DATA FOR THIS EXERCISE:
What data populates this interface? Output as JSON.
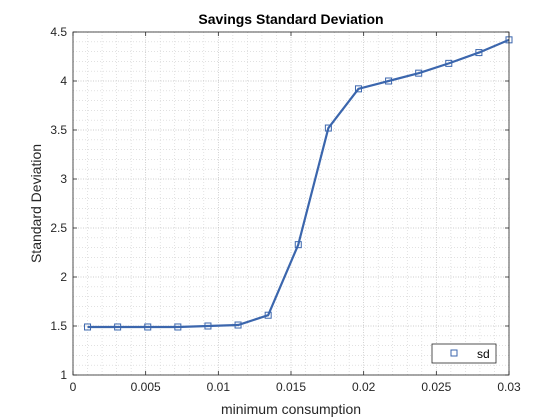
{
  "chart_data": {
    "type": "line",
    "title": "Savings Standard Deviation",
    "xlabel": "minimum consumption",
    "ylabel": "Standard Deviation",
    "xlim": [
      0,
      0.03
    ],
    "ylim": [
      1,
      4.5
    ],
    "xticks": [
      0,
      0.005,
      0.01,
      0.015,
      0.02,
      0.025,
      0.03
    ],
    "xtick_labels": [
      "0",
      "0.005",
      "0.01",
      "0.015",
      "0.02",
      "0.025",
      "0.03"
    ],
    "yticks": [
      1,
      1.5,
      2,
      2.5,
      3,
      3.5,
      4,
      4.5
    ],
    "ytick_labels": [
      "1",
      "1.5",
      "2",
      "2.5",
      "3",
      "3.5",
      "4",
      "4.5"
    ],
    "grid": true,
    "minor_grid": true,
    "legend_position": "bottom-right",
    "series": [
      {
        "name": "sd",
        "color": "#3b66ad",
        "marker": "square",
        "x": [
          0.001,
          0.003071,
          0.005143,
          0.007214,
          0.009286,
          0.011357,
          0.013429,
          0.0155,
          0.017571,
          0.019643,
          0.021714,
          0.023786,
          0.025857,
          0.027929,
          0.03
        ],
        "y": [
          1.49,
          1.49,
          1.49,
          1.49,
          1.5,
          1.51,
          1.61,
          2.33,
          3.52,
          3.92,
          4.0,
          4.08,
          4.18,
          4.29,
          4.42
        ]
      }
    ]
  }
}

WRITTEN EXERCISE: Omit all pictures while transcribing the entries verbatim.

FINISHED EXERCISE:
What data populates this interface? Output as JSON.
{
  "chart_data": {
    "type": "line",
    "title": "Savings Standard Deviation",
    "xlabel": "minimum consumption",
    "ylabel": "Standard Deviation",
    "xlim": [
      0,
      0.03
    ],
    "ylim": [
      1,
      4.5
    ],
    "xticks": [
      0,
      0.005,
      0.01,
      0.015,
      0.02,
      0.025,
      0.03
    ],
    "xtick_labels": [
      "0",
      "0.005",
      "0.01",
      "0.015",
      "0.02",
      "0.025",
      "0.03"
    ],
    "yticks": [
      1,
      1.5,
      2,
      2.5,
      3,
      3.5,
      4,
      4.5
    ],
    "ytick_labels": [
      "1",
      "1.5",
      "2",
      "2.5",
      "3",
      "3.5",
      "4",
      "4.5"
    ],
    "grid": true,
    "minor_grid": true,
    "legend_position": "bottom-right",
    "series": [
      {
        "name": "sd",
        "color": "#3b66ad",
        "marker": "square",
        "x": [
          0.001,
          0.003071,
          0.005143,
          0.007214,
          0.009286,
          0.011357,
          0.013429,
          0.0155,
          0.017571,
          0.019643,
          0.021714,
          0.023786,
          0.025857,
          0.027929,
          0.03
        ],
        "y": [
          1.49,
          1.49,
          1.49,
          1.49,
          1.5,
          1.51,
          1.61,
          2.33,
          3.52,
          3.92,
          4.0,
          4.08,
          4.18,
          4.29,
          4.42
        ]
      }
    ]
  }
}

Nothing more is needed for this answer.